§ Goal
Collect each line holding the string "JSON".

========================================================================

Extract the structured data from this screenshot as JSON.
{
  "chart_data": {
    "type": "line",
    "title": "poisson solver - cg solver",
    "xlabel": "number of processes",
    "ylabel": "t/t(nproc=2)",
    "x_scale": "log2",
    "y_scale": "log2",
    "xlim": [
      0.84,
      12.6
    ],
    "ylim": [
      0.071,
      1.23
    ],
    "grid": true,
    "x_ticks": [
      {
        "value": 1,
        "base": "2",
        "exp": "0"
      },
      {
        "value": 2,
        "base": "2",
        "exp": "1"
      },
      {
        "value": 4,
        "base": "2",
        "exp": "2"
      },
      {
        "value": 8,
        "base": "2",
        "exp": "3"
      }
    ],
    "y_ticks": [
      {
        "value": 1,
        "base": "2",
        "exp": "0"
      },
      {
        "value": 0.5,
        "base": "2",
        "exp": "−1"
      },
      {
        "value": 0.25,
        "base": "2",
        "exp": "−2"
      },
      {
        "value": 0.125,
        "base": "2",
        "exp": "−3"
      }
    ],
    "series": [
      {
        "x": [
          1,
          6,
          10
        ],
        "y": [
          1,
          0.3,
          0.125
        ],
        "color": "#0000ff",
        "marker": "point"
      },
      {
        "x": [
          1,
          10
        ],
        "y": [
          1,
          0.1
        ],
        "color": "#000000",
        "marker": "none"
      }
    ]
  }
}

========================================================================

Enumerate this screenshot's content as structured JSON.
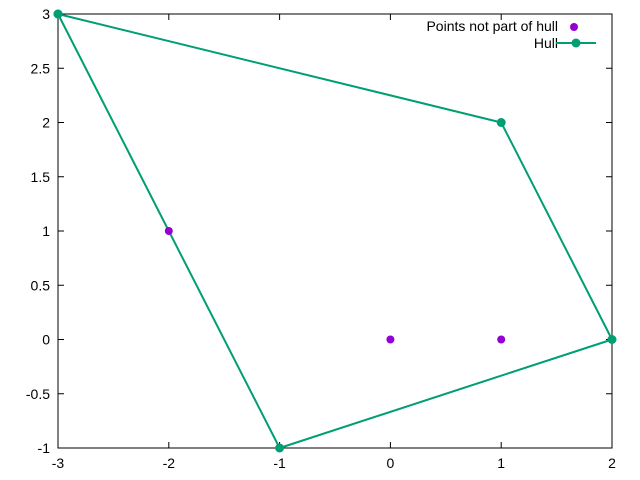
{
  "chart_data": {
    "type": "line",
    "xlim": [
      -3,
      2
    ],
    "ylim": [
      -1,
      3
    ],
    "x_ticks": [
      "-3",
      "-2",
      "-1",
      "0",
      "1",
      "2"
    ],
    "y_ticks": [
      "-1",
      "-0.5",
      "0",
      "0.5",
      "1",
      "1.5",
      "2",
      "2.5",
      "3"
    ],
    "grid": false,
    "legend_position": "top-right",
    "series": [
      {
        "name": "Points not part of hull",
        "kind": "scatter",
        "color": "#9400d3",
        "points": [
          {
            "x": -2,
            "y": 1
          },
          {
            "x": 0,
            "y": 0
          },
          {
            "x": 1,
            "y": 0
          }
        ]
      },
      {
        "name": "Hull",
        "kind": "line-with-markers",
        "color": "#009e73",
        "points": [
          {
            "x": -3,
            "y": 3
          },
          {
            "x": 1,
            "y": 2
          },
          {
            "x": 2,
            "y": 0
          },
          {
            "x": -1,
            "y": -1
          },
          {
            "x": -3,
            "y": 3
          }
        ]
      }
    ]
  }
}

========================================================================

§ Task result
Extract the structured data from this screenshot as JSON.
Enumerate this screenshot's content as structured JSON.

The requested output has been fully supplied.